• [PROBLEM TO WORK ON] Each line of the material below should be reproduced exactly.

-*-*-

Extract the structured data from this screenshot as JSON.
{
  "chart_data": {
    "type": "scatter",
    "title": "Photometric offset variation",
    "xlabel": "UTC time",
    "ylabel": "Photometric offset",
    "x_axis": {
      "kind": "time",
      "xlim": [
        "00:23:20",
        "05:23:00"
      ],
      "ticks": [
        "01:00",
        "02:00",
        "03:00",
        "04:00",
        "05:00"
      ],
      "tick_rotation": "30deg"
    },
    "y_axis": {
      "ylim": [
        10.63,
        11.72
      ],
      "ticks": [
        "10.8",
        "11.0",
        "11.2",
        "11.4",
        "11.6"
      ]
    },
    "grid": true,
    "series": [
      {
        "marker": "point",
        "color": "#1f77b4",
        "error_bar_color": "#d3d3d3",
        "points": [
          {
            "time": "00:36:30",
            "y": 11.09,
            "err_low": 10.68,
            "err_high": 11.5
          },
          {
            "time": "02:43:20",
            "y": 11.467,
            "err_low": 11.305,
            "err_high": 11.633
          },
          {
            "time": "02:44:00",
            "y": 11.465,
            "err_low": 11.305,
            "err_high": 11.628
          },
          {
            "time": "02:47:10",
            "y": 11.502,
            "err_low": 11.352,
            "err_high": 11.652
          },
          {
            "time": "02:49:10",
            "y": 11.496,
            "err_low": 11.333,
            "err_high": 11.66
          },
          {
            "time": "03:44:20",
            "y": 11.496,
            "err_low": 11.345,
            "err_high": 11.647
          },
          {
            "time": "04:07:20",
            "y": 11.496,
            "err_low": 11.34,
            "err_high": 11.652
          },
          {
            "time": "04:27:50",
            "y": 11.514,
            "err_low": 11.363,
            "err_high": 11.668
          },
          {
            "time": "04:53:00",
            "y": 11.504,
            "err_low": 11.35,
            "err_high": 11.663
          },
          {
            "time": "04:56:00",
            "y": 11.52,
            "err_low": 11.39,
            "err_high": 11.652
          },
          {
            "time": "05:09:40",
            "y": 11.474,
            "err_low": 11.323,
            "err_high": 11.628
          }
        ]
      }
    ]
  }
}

-*-*-

• [EXERCISE ANSWER]
Extract the structured data from this screenshot as JSON.
{
  "chart_data": {
    "type": "scatter",
    "title": "Photometric offset variation",
    "xlabel": "UTC time",
    "ylabel": "Photometric offset",
    "x_axis": {
      "kind": "time",
      "xlim": [
        "00:23:20",
        "05:23:00"
      ],
      "ticks": [
        "01:00",
        "02:00",
        "03:00",
        "04:00",
        "05:00"
      ],
      "tick_rotation": "30deg"
    },
    "y_axis": {
      "ylim": [
        10.63,
        11.72
      ],
      "ticks": [
        "10.8",
        "11.0",
        "11.2",
        "11.4",
        "11.6"
      ]
    },
    "grid": true,
    "series": [
      {
        "marker": "point",
        "color": "#1f77b4",
        "error_bar_color": "#d3d3d3",
        "points": [
          {
            "time": "00:36:30",
            "y": 11.09,
            "err_low": 10.68,
            "err_high": 11.5
          },
          {
            "time": "02:43:20",
            "y": 11.467,
            "err_low": 11.305,
            "err_high": 11.633
          },
          {
            "time": "02:44:00",
            "y": 11.465,
            "err_low": 11.305,
            "err_high": 11.628
          },
          {
            "time": "02:47:10",
            "y": 11.502,
            "err_low": 11.352,
            "err_high": 11.652
          },
          {
            "time": "02:49:10",
            "y": 11.496,
            "err_low": 11.333,
            "err_high": 11.66
          },
          {
            "time": "03:44:20",
            "y": 11.496,
            "err_low": 11.345,
            "err_high": 11.647
          },
          {
            "time": "04:07:20",
            "y": 11.496,
            "err_low": 11.34,
            "err_high": 11.652
          },
          {
            "time": "04:27:50",
            "y": 11.514,
            "err_low": 11.363,
            "err_high": 11.668
          },
          {
            "time": "04:53:00",
            "y": 11.504,
            "err_low": 11.35,
            "err_high": 11.663
          },
          {
            "time": "04:56:00",
            "y": 11.52,
            "err_low": 11.39,
            "err_high": 11.652
          },
          {
            "time": "05:09:40",
            "y": 11.474,
            "err_low": 11.323,
            "err_high": 11.628
          }
        ]
      }
    ]
  }
}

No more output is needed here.